▶ [Your task]
Using the data beneath, show every line that includes the word "невѣсты".

---------- Provided records ----------

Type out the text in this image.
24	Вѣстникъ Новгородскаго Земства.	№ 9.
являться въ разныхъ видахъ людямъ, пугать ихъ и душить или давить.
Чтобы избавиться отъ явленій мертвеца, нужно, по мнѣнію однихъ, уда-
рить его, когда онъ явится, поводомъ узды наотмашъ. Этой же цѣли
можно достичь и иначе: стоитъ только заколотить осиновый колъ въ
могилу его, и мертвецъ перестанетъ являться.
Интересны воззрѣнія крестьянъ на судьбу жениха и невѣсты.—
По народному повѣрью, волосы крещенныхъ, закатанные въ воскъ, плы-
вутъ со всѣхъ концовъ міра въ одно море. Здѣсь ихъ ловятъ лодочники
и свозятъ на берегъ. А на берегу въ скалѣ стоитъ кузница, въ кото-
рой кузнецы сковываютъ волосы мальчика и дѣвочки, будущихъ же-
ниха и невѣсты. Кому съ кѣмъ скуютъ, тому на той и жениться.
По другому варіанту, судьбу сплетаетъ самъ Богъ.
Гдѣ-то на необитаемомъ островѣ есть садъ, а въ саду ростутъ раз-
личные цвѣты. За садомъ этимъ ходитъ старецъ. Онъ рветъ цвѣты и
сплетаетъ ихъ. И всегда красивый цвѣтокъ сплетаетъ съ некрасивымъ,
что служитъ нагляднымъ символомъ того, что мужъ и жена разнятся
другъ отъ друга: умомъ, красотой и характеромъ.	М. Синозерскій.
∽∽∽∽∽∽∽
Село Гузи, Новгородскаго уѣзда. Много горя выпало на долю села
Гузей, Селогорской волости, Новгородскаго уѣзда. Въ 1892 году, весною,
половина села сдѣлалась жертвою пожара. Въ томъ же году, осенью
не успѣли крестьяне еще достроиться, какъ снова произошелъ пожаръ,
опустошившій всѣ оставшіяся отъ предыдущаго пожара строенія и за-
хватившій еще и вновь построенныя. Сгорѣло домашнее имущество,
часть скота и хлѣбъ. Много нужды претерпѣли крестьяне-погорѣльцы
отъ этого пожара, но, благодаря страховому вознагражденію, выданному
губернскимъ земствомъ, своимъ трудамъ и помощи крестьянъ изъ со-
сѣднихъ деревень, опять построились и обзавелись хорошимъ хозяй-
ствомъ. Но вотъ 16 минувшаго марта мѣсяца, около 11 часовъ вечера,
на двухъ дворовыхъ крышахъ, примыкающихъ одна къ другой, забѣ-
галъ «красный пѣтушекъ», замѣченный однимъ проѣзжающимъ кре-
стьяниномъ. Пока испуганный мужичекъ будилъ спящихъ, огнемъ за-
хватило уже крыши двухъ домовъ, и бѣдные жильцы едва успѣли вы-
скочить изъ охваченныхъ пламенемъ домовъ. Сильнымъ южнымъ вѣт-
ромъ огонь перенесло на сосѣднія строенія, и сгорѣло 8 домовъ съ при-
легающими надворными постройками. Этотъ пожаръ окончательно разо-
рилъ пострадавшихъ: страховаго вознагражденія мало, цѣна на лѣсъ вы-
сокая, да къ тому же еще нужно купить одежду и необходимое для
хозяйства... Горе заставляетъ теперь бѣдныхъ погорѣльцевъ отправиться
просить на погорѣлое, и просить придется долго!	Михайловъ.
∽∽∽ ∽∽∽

----------

▶ [The answer]
Интересны воззрѣнія крестьянъ на судьбу жениха и невѣсты.—
ниха и невѣсты. Кому съ кѣмъ скуютъ, тому на той и жениться.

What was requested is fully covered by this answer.